▶ _DIRECTIONS FOR THIS TASK_
Output all entries verbatim. Skip pictures.

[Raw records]
******************************
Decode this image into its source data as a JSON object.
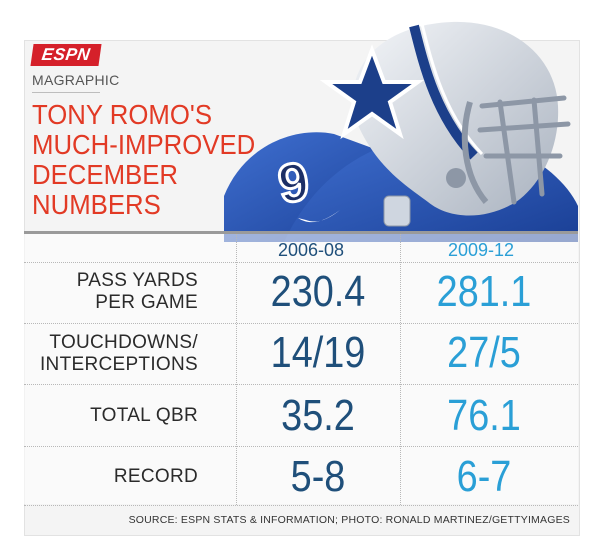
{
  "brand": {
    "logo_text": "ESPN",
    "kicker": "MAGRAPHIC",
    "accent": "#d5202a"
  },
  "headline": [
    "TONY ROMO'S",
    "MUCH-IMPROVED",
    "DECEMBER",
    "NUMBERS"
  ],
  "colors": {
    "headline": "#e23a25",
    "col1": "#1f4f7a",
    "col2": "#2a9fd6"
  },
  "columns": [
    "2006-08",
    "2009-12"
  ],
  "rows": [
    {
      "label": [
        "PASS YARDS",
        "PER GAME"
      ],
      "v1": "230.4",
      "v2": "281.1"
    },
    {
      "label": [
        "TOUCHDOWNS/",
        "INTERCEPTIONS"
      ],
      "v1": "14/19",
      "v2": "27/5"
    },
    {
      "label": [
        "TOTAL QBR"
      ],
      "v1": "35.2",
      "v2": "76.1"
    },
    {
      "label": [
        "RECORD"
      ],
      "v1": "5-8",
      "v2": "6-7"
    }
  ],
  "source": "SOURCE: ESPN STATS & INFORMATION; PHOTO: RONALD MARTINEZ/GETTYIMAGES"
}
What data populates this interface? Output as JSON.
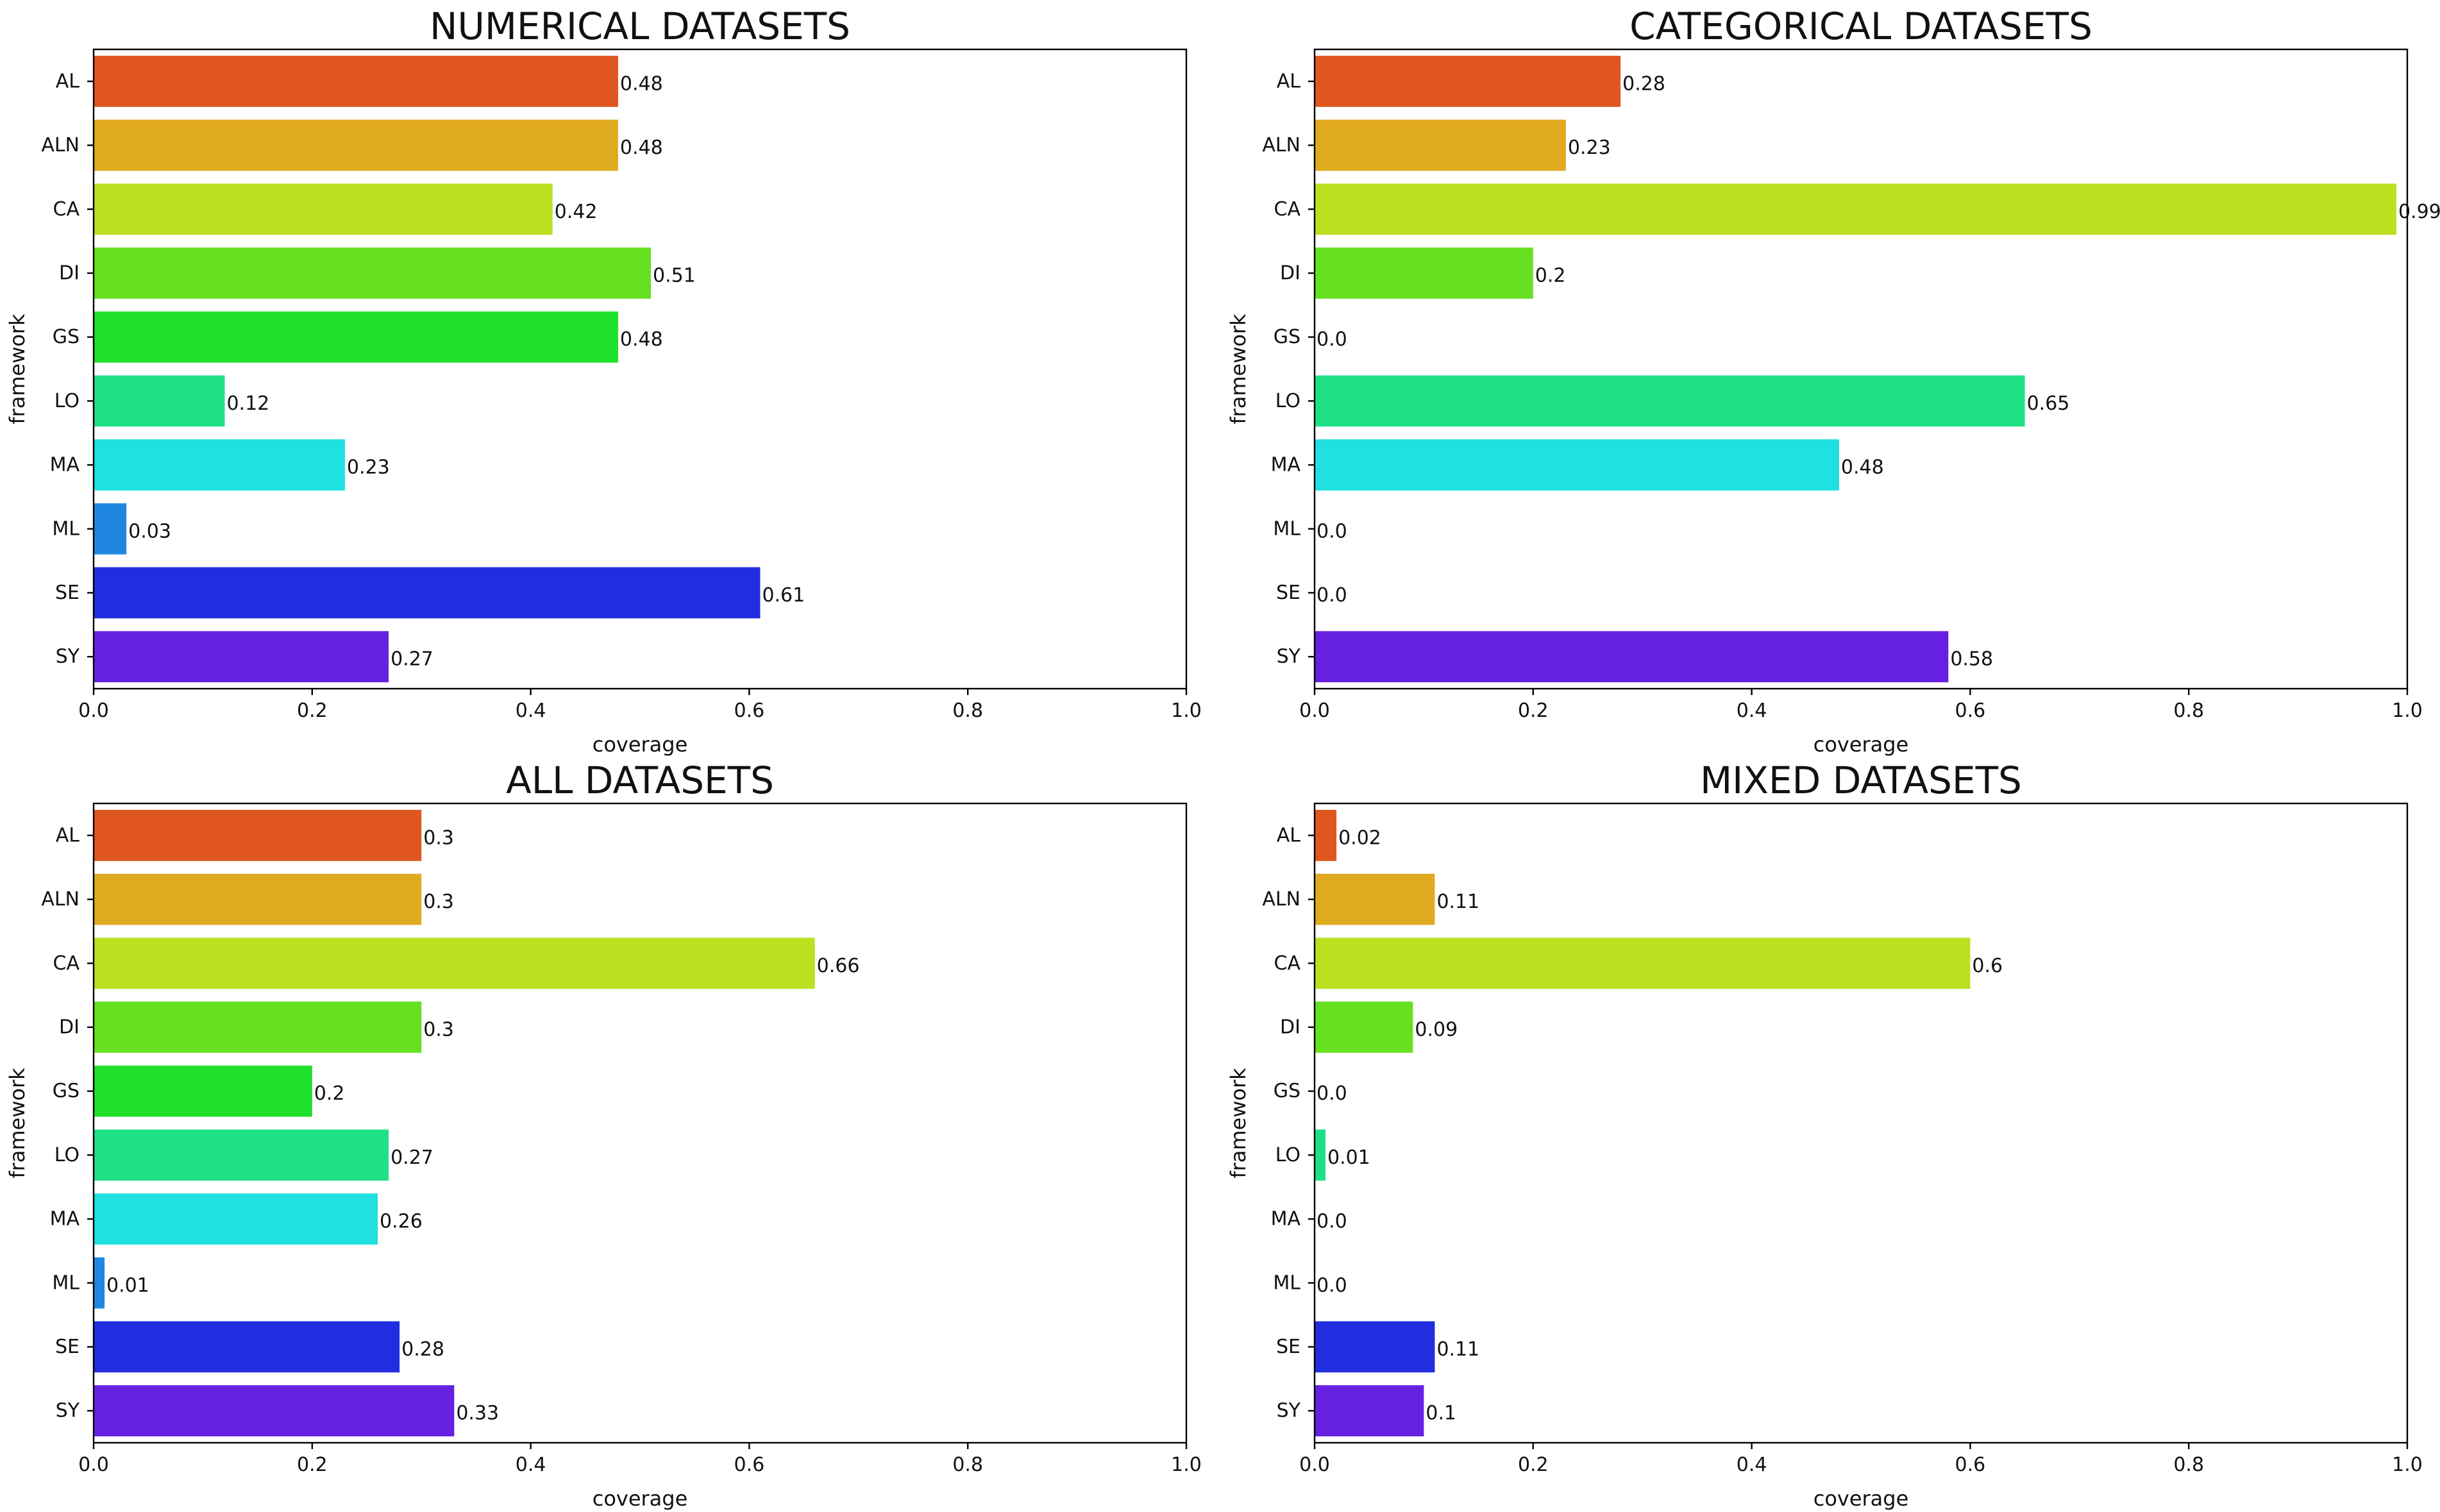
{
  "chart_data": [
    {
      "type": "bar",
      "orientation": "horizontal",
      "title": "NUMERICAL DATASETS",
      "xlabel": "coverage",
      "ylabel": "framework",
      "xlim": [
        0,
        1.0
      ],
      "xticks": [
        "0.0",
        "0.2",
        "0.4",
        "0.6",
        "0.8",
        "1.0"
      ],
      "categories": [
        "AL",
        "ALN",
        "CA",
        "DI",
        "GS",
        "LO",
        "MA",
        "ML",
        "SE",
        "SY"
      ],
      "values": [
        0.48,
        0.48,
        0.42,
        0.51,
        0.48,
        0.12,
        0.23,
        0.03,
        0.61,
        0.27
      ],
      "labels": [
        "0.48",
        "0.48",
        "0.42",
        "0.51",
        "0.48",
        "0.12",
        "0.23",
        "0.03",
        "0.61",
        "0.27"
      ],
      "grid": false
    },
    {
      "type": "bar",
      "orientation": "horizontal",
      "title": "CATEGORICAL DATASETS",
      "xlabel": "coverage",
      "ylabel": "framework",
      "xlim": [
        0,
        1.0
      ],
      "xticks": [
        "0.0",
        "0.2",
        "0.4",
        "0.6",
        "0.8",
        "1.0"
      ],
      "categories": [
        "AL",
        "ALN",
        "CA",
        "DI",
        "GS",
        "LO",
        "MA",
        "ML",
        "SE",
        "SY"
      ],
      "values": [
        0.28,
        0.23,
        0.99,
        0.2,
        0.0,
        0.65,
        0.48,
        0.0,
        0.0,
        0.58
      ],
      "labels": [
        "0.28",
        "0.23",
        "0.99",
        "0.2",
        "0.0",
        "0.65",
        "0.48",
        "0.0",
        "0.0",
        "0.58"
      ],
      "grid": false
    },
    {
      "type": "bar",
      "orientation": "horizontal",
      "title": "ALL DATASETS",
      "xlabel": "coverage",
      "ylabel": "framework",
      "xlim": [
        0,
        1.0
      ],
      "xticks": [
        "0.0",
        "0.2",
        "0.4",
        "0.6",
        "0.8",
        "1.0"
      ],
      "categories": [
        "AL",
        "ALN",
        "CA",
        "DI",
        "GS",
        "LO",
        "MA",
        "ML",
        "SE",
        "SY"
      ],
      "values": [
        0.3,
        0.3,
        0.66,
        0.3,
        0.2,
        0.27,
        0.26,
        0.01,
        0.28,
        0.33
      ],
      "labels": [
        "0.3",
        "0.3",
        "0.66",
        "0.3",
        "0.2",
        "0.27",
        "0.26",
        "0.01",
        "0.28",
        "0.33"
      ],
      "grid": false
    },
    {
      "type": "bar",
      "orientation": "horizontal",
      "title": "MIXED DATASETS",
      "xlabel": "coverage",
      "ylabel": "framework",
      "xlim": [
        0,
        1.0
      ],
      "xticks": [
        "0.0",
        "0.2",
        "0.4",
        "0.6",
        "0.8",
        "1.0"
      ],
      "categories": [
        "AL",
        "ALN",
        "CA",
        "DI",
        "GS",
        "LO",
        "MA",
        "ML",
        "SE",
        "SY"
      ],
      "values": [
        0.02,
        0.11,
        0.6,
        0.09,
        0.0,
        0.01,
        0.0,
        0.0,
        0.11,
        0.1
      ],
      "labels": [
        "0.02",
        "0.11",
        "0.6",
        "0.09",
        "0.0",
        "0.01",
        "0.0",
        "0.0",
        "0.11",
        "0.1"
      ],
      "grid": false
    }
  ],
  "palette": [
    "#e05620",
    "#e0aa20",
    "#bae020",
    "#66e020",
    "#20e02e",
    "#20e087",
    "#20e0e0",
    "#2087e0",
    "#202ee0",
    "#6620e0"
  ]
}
******************************
▶ _TASK SOLUTION_
Decode this image into its source data as a JSON object.
{
  "brand": {
    "logo_text": "ESPN",
    "kicker": "MAGRAPHIC",
    "accent": "#d5202a"
  },
  "headline": [
    "TONY ROMO'S",
    "MUCH-IMPROVED",
    "DECEMBER",
    "NUMBERS"
  ],
  "colors": {
    "headline": "#e23a25",
    "col1": "#1f4f7a",
    "col2": "#2a9fd6"
  },
  "columns": [
    "2006-08",
    "2009-12"
  ],
  "rows": [
    {
      "label": [
        "PASS YARDS",
        "PER GAME"
      ],
      "v1": "230.4",
      "v2": "281.1"
    },
    {
      "label": [
        "TOUCHDOWNS/",
        "INTERCEPTIONS"
      ],
      "v1": "14/19",
      "v2": "27/5"
    },
    {
      "label": [
        "TOTAL QBR"
      ],
      "v1": "35.2",
      "v2": "76.1"
    },
    {
      "label": [
        "RECORD"
      ],
      "v1": "5-8",
      "v2": "6-7"
    }
  ],
  "source": "SOURCE: ESPN STATS & INFORMATION; PHOTO: RONALD MARTINEZ/GETTYIMAGES"
}
What data populates this interface? Output as JSON.
{
  "chart_data": [
    {
      "type": "bar",
      "orientation": "horizontal",
      "title": "NUMERICAL DATASETS",
      "xlabel": "coverage",
      "ylabel": "framework",
      "xlim": [
        0,
        1.0
      ],
      "xticks": [
        "0.0",
        "0.2",
        "0.4",
        "0.6",
        "0.8",
        "1.0"
      ],
      "categories": [
        "AL",
        "ALN",
        "CA",
        "DI",
        "GS",
        "LO",
        "MA",
        "ML",
        "SE",
        "SY"
      ],
      "values": [
        0.48,
        0.48,
        0.42,
        0.51,
        0.48,
        0.12,
        0.23,
        0.03,
        0.61,
        0.27
      ],
      "labels": [
        "0.48",
        "0.48",
        "0.42",
        "0.51",
        "0.48",
        "0.12",
        "0.23",
        "0.03",
        "0.61",
        "0.27"
      ],
      "grid": false
    },
    {
      "type": "bar",
      "orientation": "horizontal",
      "title": "CATEGORICAL DATASETS",
      "xlabel": "coverage",
      "ylabel": "framework",
      "xlim": [
        0,
        1.0
      ],
      "xticks": [
        "0.0",
        "0.2",
        "0.4",
        "0.6",
        "0.8",
        "1.0"
      ],
      "categories": [
        "AL",
        "ALN",
        "CA",
        "DI",
        "GS",
        "LO",
        "MA",
        "ML",
        "SE",
        "SY"
      ],
      "values": [
        0.28,
        0.23,
        0.99,
        0.2,
        0.0,
        0.65,
        0.48,
        0.0,
        0.0,
        0.58
      ],
      "labels": [
        "0.28",
        "0.23",
        "0.99",
        "0.2",
        "0.0",
        "0.65",
        "0.48",
        "0.0",
        "0.0",
        "0.58"
      ],
      "grid": false
    },
    {
      "type": "bar",
      "orientation": "horizontal",
      "title": "ALL DATASETS",
      "xlabel": "coverage",
      "ylabel": "framework",
      "xlim": [
        0,
        1.0
      ],
      "xticks": [
        "0.0",
        "0.2",
        "0.4",
        "0.6",
        "0.8",
        "1.0"
      ],
      "categories": [
        "AL",
        "ALN",
        "CA",
        "DI",
        "GS",
        "LO",
        "MA",
        "ML",
        "SE",
        "SY"
      ],
      "values": [
        0.3,
        0.3,
        0.66,
        0.3,
        0.2,
        0.27,
        0.26,
        0.01,
        0.28,
        0.33
      ],
      "labels": [
        "0.3",
        "0.3",
        "0.66",
        "0.3",
        "0.2",
        "0.27",
        "0.26",
        "0.01",
        "0.28",
        "0.33"
      ],
      "grid": false
    },
    {
      "type": "bar",
      "orientation": "horizontal",
      "title": "MIXED DATASETS",
      "xlabel": "coverage",
      "ylabel": "framework",
      "xlim": [
        0,
        1.0
      ],
      "xticks": [
        "0.0",
        "0.2",
        "0.4",
        "0.6",
        "0.8",
        "1.0"
      ],
      "categories": [
        "AL",
        "ALN",
        "CA",
        "DI",
        "GS",
        "LO",
        "MA",
        "ML",
        "SE",
        "SY"
      ],
      "values": [
        0.02,
        0.11,
        0.6,
        0.09,
        0.0,
        0.01,
        0.0,
        0.0,
        0.11,
        0.1
      ],
      "labels": [
        "0.02",
        "0.11",
        "0.6",
        "0.09",
        "0.0",
        "0.01",
        "0.0",
        "0.0",
        "0.11",
        "0.1"
      ],
      "grid": false
    }
  ],
  "palette": [
    "#e05620",
    "#e0aa20",
    "#bae020",
    "#66e020",
    "#20e02e",
    "#20e087",
    "#20e0e0",
    "#2087e0",
    "#202ee0",
    "#6620e0"
  ]
}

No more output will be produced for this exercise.